** Start DATA LINES **

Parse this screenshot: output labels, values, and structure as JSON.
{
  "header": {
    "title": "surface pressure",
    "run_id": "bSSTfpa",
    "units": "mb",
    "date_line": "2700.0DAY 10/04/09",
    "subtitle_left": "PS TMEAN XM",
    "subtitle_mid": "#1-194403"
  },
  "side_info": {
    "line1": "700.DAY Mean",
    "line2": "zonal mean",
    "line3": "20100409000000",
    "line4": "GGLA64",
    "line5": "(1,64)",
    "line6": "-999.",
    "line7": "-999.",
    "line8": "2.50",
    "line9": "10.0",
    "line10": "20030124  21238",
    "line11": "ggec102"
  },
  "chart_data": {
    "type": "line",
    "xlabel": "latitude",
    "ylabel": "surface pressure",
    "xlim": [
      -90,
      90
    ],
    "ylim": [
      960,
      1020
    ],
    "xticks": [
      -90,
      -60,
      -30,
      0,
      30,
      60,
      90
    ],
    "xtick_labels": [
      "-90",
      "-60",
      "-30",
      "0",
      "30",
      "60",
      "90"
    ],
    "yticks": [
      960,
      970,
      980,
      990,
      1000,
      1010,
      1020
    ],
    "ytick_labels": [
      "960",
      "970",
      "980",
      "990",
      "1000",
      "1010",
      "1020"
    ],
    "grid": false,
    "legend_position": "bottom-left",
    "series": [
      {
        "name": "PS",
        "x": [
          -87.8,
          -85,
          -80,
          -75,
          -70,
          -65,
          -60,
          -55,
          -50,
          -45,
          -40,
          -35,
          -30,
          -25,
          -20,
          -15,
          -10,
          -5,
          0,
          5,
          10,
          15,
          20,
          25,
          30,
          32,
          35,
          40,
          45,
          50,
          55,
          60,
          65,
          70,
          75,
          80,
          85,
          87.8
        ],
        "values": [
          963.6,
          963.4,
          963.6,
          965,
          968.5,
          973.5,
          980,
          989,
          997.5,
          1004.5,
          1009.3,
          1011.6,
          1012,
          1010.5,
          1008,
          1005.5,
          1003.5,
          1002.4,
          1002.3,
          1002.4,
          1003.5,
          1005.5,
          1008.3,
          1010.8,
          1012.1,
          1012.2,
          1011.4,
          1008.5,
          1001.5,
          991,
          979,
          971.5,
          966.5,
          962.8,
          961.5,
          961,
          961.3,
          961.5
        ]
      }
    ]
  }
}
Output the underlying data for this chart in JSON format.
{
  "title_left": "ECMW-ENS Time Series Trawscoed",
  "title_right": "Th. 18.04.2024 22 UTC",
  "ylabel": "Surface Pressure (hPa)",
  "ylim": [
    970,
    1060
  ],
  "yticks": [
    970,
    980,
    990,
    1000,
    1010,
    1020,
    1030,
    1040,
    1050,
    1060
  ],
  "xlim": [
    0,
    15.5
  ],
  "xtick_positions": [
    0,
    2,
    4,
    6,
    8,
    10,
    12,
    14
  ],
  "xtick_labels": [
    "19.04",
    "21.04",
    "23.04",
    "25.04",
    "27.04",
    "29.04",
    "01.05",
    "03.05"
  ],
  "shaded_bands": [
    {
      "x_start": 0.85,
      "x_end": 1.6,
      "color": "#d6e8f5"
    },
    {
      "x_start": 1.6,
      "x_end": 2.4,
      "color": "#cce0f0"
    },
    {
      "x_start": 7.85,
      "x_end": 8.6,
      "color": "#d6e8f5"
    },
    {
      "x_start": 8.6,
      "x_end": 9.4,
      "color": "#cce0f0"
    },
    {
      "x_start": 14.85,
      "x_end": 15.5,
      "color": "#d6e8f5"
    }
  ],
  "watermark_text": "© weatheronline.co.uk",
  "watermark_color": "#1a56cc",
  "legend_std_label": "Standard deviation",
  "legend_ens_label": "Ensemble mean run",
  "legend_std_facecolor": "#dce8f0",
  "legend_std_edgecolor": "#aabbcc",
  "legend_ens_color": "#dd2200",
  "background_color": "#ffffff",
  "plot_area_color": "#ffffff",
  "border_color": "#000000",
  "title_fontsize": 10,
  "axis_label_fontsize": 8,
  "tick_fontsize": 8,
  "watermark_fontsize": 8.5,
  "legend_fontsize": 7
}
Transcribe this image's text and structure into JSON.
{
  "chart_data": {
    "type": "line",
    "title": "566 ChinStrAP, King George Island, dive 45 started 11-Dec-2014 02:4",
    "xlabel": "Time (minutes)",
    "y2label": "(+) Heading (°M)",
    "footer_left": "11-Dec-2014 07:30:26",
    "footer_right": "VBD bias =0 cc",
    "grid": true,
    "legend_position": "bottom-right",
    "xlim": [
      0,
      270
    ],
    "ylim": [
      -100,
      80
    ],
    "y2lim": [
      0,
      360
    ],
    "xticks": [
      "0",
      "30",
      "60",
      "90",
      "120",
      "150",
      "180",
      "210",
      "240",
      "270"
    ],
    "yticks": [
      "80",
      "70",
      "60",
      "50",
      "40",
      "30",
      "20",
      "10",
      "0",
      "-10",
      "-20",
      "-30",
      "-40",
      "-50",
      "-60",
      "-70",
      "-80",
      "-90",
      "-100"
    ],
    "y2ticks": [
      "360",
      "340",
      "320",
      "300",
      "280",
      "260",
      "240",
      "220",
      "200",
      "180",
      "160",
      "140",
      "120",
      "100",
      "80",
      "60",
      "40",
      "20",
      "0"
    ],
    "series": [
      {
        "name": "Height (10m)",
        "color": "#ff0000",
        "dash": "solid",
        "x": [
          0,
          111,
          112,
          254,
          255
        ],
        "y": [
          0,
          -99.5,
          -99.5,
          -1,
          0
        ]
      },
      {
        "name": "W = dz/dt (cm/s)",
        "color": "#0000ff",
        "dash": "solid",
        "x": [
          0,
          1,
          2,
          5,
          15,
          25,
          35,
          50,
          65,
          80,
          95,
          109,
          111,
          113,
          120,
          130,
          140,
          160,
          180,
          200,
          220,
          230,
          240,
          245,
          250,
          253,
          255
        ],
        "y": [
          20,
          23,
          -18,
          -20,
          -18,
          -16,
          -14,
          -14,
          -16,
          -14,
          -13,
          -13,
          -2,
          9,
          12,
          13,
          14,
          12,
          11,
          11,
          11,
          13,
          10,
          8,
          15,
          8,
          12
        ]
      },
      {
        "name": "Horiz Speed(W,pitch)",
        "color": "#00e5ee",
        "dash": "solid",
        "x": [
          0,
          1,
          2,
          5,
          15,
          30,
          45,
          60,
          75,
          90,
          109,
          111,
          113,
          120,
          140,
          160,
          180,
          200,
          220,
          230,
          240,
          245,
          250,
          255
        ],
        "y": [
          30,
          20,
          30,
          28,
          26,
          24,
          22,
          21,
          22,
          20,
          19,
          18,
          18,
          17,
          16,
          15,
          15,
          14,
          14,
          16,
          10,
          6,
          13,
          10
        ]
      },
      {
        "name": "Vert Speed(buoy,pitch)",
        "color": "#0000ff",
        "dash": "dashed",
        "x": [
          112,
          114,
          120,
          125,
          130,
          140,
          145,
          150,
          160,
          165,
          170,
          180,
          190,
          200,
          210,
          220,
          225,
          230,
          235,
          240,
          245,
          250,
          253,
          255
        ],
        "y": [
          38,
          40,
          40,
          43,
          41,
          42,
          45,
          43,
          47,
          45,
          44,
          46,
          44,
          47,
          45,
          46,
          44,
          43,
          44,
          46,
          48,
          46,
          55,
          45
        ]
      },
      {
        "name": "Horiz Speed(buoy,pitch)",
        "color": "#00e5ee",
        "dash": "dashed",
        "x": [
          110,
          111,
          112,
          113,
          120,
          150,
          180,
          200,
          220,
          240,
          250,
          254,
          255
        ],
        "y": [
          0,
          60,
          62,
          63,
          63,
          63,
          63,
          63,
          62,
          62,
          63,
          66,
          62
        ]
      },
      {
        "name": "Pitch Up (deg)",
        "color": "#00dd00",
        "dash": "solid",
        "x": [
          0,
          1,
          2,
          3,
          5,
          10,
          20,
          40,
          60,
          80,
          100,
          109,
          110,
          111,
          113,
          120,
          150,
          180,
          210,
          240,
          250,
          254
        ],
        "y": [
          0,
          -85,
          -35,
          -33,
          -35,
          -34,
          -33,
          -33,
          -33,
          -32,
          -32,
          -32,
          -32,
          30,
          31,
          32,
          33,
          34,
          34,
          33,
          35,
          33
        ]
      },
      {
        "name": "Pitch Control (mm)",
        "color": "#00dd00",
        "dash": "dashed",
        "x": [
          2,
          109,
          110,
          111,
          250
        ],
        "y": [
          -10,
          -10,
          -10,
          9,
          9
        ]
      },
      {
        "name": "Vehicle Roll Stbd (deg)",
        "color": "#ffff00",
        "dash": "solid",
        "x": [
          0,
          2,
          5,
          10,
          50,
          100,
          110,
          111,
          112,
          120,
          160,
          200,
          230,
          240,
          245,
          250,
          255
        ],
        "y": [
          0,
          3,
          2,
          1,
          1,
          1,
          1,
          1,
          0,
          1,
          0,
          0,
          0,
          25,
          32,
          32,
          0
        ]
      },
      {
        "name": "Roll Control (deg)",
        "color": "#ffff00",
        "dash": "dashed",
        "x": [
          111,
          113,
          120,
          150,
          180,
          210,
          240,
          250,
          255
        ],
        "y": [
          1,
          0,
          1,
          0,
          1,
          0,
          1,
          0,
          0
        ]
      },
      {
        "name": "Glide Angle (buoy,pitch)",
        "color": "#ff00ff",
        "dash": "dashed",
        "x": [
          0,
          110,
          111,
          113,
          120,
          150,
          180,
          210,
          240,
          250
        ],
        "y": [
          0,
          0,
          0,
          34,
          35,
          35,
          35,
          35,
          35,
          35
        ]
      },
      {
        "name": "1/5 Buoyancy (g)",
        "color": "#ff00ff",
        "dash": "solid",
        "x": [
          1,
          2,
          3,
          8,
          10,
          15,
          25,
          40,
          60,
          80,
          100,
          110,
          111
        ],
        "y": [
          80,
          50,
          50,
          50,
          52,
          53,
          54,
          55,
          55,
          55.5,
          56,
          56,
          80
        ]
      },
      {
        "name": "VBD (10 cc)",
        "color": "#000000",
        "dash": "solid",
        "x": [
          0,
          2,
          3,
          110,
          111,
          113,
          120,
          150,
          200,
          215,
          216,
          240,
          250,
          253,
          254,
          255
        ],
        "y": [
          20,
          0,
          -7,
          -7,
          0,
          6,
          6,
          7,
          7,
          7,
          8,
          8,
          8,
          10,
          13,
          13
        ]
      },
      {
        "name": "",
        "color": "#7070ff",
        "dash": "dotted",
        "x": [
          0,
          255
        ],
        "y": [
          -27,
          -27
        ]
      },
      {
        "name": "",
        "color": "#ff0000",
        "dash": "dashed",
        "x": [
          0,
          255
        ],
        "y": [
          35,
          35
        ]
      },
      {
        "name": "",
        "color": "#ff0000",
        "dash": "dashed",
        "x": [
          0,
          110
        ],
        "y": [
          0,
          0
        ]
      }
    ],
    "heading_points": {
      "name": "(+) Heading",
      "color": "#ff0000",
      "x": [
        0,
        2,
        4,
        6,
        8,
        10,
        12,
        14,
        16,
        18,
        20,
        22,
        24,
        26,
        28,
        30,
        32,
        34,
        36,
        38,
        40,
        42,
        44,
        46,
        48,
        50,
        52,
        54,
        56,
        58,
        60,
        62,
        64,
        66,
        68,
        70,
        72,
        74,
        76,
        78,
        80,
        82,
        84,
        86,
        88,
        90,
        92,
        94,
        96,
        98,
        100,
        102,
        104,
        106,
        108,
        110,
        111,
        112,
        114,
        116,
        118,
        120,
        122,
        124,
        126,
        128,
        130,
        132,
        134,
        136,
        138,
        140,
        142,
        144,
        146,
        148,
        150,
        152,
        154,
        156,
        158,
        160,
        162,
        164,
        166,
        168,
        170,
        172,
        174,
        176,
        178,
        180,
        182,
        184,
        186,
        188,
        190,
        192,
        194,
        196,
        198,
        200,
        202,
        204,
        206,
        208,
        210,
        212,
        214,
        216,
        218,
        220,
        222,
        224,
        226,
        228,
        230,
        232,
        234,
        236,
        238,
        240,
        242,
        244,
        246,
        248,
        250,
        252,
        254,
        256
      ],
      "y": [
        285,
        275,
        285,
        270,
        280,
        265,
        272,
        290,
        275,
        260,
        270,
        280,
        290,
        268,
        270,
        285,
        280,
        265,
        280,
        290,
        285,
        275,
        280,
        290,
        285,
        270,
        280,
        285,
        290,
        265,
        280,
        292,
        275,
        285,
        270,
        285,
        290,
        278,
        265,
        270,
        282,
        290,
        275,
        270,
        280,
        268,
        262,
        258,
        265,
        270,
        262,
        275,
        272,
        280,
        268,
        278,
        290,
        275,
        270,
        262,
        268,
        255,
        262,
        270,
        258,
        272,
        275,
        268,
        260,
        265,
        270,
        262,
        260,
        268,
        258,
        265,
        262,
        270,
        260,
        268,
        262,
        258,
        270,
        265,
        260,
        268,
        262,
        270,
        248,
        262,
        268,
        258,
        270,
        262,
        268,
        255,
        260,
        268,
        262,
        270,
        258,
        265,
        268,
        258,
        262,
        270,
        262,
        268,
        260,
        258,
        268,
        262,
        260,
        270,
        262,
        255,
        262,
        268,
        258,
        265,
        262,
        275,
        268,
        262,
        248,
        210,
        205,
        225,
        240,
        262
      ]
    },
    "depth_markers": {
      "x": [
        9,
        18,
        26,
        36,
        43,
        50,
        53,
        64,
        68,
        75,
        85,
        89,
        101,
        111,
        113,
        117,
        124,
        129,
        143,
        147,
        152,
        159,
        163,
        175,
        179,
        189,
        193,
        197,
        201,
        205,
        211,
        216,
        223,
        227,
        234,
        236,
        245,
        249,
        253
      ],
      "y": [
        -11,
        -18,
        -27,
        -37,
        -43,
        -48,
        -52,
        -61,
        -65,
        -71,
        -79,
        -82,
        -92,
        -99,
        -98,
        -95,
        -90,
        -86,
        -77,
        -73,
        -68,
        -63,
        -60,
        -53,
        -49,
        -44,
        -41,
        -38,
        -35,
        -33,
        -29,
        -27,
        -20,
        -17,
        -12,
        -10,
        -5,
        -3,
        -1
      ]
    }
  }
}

** End DATA LINES **

INSTRUCTIONS TO FOLLOW: Take each line of the material that contains the word "values" and list it.

FULL SOLUTION:
Parse this screenshot: output labels, values, and structure as JSON.
        "values": [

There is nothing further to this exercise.